EXERCISE DETAILS: Report each line of the data that includes the word "Dapp".

(Data excerpts)
= = = = =

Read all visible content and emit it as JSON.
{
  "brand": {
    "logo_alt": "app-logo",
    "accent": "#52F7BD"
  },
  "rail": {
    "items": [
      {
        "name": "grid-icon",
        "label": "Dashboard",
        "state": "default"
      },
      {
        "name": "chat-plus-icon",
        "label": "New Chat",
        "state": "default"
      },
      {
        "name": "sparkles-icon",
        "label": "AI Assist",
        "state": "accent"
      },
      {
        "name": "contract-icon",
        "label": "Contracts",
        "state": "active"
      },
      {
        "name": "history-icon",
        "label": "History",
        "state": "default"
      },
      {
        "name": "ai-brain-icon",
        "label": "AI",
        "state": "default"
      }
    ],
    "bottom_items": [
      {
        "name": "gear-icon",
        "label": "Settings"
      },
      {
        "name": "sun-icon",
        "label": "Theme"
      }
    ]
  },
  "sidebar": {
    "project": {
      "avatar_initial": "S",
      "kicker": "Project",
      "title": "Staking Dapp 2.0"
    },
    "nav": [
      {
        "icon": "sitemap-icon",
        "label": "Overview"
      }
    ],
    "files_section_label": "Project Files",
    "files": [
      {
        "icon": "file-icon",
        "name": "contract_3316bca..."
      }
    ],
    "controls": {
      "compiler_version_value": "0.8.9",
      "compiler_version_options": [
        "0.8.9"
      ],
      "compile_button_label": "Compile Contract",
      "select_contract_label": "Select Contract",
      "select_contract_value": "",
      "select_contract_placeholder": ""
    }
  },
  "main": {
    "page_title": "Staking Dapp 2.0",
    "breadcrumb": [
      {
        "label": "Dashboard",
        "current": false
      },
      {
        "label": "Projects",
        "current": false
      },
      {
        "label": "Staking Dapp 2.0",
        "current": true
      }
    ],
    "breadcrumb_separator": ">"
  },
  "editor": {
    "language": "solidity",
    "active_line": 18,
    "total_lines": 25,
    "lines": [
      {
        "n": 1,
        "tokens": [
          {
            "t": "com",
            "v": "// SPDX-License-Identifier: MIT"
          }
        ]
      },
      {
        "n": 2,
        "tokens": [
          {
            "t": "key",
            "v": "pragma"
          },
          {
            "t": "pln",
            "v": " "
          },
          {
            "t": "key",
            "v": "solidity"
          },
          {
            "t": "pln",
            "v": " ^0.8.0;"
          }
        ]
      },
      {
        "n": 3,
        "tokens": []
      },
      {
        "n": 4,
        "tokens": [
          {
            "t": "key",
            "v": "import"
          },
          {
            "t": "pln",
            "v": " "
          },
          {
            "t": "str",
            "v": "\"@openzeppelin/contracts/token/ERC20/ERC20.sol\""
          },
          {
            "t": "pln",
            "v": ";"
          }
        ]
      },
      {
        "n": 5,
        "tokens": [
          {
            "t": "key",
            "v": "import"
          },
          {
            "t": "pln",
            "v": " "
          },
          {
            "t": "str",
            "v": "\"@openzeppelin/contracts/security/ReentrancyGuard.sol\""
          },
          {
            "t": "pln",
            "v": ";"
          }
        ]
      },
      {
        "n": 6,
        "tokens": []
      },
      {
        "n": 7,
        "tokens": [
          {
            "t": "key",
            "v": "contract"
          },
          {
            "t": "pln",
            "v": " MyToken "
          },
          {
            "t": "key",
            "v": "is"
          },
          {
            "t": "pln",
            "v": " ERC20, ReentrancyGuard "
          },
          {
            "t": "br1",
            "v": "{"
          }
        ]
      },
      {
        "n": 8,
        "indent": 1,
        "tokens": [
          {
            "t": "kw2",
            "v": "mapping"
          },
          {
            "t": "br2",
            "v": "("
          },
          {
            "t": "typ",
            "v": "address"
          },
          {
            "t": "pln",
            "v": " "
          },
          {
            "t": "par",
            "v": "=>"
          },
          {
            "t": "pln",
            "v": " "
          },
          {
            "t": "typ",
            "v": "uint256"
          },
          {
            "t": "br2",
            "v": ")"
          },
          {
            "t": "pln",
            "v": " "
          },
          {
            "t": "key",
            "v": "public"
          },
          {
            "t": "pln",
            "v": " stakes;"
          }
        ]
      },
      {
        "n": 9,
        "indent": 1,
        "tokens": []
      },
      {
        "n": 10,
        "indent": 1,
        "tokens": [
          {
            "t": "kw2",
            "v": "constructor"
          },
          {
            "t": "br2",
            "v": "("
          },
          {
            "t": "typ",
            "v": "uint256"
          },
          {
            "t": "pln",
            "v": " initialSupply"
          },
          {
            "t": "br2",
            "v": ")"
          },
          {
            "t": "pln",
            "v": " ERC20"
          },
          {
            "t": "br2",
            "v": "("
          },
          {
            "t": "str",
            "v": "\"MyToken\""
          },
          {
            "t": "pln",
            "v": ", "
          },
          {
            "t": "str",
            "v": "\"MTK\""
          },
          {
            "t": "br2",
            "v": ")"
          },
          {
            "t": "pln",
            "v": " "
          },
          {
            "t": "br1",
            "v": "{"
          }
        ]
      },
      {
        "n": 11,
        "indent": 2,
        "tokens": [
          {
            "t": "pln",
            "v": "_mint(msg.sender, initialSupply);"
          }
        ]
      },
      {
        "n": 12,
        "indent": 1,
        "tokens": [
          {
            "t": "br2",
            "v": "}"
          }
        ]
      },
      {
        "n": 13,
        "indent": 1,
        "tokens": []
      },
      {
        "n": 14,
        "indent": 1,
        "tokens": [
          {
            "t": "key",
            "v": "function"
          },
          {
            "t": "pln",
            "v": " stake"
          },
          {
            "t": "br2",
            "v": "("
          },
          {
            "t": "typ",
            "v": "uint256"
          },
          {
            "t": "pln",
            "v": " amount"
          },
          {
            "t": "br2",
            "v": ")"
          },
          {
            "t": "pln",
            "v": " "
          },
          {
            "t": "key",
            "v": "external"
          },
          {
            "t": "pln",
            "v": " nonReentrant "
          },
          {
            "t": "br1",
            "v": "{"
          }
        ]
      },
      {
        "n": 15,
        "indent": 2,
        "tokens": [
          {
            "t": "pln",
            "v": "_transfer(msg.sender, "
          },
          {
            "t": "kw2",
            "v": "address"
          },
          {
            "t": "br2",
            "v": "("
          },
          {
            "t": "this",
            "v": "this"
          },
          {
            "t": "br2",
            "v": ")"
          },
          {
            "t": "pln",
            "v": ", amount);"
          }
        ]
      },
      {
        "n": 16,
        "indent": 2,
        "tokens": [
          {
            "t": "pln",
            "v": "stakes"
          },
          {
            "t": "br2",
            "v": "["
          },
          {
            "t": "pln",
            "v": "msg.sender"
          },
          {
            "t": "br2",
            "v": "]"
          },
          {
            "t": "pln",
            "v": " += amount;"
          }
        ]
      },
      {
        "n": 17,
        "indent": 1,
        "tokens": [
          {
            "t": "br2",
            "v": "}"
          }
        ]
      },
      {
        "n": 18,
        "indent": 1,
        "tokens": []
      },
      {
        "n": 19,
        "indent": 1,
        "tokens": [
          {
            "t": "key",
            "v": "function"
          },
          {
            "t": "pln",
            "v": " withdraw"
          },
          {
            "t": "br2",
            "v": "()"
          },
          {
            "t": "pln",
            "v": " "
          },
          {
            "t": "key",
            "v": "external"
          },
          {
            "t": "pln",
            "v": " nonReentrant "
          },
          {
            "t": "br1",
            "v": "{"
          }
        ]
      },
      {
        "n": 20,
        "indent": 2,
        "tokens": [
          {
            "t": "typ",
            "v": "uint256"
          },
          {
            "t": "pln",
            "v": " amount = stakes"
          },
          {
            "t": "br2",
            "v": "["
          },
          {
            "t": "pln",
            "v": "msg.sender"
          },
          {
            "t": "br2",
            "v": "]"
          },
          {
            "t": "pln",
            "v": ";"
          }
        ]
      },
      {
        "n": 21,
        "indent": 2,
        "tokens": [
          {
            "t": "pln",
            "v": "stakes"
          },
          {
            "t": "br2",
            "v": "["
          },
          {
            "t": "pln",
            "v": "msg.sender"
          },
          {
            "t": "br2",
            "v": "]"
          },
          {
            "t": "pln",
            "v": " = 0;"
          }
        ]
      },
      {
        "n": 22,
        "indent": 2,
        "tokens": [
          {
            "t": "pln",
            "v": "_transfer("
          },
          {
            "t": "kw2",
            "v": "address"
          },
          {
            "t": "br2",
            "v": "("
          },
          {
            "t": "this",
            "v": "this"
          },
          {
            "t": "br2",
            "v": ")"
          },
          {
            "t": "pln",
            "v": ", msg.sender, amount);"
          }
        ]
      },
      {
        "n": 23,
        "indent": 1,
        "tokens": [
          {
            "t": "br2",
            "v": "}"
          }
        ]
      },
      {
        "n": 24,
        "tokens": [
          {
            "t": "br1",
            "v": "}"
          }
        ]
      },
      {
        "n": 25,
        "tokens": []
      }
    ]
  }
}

= = = = =

EXPECTED ANSWER:
      "title": "Staking Dapp 2.0"
    "page_title": "Staking Dapp 2.0",
        "label": "Staking Dapp 2.0",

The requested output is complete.